**Short exercise:** Write out the data below in full. Keep it exact.

**Records supplied:**
· · · · ·

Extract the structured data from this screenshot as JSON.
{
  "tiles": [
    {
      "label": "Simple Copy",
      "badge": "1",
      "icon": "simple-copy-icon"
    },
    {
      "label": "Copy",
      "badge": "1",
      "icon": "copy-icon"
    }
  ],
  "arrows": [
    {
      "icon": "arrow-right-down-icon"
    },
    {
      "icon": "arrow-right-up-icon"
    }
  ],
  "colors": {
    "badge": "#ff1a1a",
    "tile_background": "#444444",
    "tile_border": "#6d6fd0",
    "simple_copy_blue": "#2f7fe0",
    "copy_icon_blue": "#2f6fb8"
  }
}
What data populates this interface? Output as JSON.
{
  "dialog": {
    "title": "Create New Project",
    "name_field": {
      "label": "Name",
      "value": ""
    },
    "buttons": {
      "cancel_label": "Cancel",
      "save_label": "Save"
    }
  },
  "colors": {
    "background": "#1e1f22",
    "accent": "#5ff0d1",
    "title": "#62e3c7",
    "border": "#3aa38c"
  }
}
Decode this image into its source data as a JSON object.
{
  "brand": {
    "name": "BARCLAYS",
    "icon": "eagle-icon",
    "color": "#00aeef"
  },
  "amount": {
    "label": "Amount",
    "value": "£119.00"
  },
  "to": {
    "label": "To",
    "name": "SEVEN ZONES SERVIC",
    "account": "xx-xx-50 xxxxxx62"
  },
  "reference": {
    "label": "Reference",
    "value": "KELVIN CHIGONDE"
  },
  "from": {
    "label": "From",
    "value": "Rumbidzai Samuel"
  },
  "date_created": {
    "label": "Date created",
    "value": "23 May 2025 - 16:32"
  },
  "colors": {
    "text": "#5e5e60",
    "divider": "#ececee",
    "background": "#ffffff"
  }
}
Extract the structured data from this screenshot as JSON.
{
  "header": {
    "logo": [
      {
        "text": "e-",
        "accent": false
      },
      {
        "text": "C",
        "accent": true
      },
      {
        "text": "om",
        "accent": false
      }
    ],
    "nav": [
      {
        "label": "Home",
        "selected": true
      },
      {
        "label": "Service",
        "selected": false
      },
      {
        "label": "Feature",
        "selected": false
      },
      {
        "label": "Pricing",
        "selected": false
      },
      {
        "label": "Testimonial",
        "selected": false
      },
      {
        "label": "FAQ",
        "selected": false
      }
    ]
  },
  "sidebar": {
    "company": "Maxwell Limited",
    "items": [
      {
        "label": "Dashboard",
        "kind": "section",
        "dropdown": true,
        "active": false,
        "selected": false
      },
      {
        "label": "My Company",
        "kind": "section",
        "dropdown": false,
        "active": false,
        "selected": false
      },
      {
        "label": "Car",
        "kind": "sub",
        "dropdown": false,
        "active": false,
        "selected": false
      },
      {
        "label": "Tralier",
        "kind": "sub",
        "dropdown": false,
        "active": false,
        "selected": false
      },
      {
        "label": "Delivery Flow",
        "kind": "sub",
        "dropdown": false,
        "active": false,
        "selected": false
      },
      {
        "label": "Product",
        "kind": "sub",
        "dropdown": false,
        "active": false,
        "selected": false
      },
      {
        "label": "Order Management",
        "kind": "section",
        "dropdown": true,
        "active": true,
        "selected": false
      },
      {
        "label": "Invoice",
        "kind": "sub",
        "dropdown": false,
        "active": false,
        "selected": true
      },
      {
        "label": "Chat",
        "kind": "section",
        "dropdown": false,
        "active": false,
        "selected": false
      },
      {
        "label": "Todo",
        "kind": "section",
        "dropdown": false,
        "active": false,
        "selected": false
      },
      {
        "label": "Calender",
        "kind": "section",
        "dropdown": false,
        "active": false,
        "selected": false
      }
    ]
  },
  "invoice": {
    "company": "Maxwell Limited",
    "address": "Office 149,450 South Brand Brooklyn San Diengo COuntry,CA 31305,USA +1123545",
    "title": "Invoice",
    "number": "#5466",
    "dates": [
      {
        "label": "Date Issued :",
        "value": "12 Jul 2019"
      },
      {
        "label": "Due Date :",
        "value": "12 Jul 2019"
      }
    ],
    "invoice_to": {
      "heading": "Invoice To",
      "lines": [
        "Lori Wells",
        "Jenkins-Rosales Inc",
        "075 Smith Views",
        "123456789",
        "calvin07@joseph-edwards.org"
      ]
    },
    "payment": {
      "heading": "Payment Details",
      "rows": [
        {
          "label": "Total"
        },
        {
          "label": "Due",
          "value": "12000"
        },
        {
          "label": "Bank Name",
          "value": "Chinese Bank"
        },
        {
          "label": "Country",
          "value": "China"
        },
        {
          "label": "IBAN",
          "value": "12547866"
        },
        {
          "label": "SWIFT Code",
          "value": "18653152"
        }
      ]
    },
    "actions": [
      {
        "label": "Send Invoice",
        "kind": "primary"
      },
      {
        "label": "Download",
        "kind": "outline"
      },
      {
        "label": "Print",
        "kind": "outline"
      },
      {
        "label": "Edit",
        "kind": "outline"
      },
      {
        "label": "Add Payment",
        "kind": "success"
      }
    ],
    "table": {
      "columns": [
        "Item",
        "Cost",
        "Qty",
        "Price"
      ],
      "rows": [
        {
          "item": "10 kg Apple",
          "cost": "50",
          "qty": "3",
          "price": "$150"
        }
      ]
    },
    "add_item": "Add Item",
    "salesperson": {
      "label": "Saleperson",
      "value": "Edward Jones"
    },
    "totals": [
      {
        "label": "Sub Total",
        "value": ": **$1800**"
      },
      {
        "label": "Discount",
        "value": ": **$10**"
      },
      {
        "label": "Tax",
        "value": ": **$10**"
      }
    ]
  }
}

· · · · ·

**Exercise output:**
Extract the structured data from this screenshot as JSON.
{
  "tiles": [
    {
      "label": "Simple Copy",
      "badge": "1",
      "icon": "simple-copy-icon"
    },
    {
      "label": "Copy",
      "badge": "1",
      "icon": "copy-icon"
    }
  ],
  "arrows": [
    {
      "icon": "arrow-right-down-icon"
    },
    {
      "icon": "arrow-right-up-icon"
    }
  ],
  "colors": {
    "badge": "#ff1a1a",
    "tile_background": "#444444",
    "tile_border": "#6d6fd0",
    "simple_copy_blue": "#2f7fe0",
    "copy_icon_blue": "#2f6fb8"
  }
}
What data populates this interface? Output as JSON.
{
  "dialog": {
    "title": "Create New Project",
    "name_field": {
      "label": "Name",
      "value": ""
    },
    "buttons": {
      "cancel_label": "Cancel",
      "save_label": "Save"
    }
  },
  "colors": {
    "background": "#1e1f22",
    "accent": "#5ff0d1",
    "title": "#62e3c7",
    "border": "#3aa38c"
  }
}
Decode this image into its source data as a JSON object.
{
  "brand": {
    "name": "BARCLAYS",
    "icon": "eagle-icon",
    "color": "#00aeef"
  },
  "amount": {
    "label": "Amount",
    "value": "£119.00"
  },
  "to": {
    "label": "To",
    "name": "SEVEN ZONES SERVIC",
    "account": "xx-xx-50 xxxxxx62"
  },
  "reference": {
    "label": "Reference",
    "value": "KELVIN CHIGONDE"
  },
  "from": {
    "label": "From",
    "value": "Rumbidzai Samuel"
  },
  "date_created": {
    "label": "Date created",
    "value": "23 May 2025 - 16:32"
  },
  "colors": {
    "text": "#5e5e60",
    "divider": "#ececee",
    "background": "#ffffff"
  }
}
Extract the structured data from this screenshot as JSON.
{
  "header": {
    "logo": [
      {
        "text": "e-",
        "accent": false
      },
      {
        "text": "C",
        "accent": true
      },
      {
        "text": "om",
        "accent": false
      }
    ],
    "nav": [
      {
        "label": "Home",
        "selected": true
      },
      {
        "label": "Service",
        "selected": false
      },
      {
        "label": "Feature",
        "selected": false
      },
      {
        "label": "Pricing",
        "selected": false
      },
      {
        "label": "Testimonial",
        "selected": false
      },
      {
        "label": "FAQ",
        "selected": false
      }
    ]
  },
  "sidebar": {
    "company": "Maxwell Limited",
    "items": [
      {
        "label": "Dashboard",
        "kind": "section",
        "dropdown": true,
        "active": false,
        "selected": false
      },
      {
        "label": "My Company",
        "kind": "section",
        "dropdown": false,
        "active": false,
        "selected": false
      },
      {
        "label": "Car",
        "kind": "sub",
        "dropdown": false,
        "active": false,
        "selected": false
      },
      {
        "label": "Tralier",
        "kind": "sub",
        "dropdown": false,
        "active": false,
        "selected": false
      },
      {
        "label": "Delivery Flow",
        "kind": "sub",
        "dropdown": false,
        "active": false,
        "selected": false
      },
      {
        "label": "Product",
        "kind": "sub",
        "dropdown": false,
        "active": false,
        "selected": false
      },
      {
        "label": "Order Management",
        "kind": "section",
        "dropdown": true,
        "active": true,
        "selected": false
      },
      {
        "label": "Invoice",
        "kind": "sub",
        "dropdown": false,
        "active": false,
        "selected": true
      },
      {
        "label": "Chat",
        "kind": "section",
        "dropdown": false,
        "active": false,
        "selected": false
      },
      {
        "label": "Todo",
        "kind": "section",
        "dropdown": false,
        "active": false,
        "selected": false
      },
      {
        "label": "Calender",
        "kind": "section",
        "dropdown": false,
        "active": false,
        "selected": false
      }
    ]
  },
  "invoice": {
    "company": "Maxwell Limited",
    "address": "Office 149,450 South Brand Brooklyn San Diengo COuntry,CA 31305,USA +1123545",
    "title": "Invoice",
    "number": "#5466",
    "dates": [
      {
        "label": "Date Issued :",
        "value": "12 Jul 2019"
      },
      {
        "label": "Due Date :",
        "value": "12 Jul 2019"
      }
    ],
    "invoice_to": {
      "heading": "Invoice To",
      "lines": [
        "Lori Wells",
        "Jenkins-Rosales Inc",
        "075 Smith Views",
        "123456789",
        "calvin07@joseph-edwards.org"
      ]
    },
    "payment": {
      "heading": "Payment Details",
      "rows": [
        {
          "label": "Total"
        },
        {
          "label": "Due",
          "value": "12000"
        },
        {
          "label": "Bank Name",
          "value": "Chinese Bank"
        },
        {
          "label": "Country",
          "value": "China"
        },
        {
          "label": "IBAN",
          "value": "12547866"
        },
        {
          "label": "SWIFT Code",
          "value": "18653152"
        }
      ]
    },
    "actions": [
      {
        "label": "Send Invoice",
        "kind": "primary"
      },
      {
        "label": "Download",
        "kind": "outline"
      },
      {
        "label": "Print",
        "kind": "outline"
      },
      {
        "label": "Edit",
        "kind": "outline"
      },
      {
        "label": "Add Payment",
        "kind": "success"
      }
    ],
    "table": {
      "columns": [
        "Item",
        "Cost",
        "Qty",
        "Price"
      ],
      "rows": [
        {
          "item": "10 kg Apple",
          "cost": "50",
          "qty": "3",
          "price": "$150"
        }
      ]
    },
    "add_item": "Add Item",
    "salesperson": {
      "label": "Saleperson",
      "value": "Edward Jones"
    },
    "totals": [
      {
        "label": "Sub Total",
        "value": ": **$1800**"
      },
      {
        "label": "Discount",
        "value": ": **$10**"
      },
      {
        "label": "Tax",
        "value": ": **$10**"
      }
    ]
  }
}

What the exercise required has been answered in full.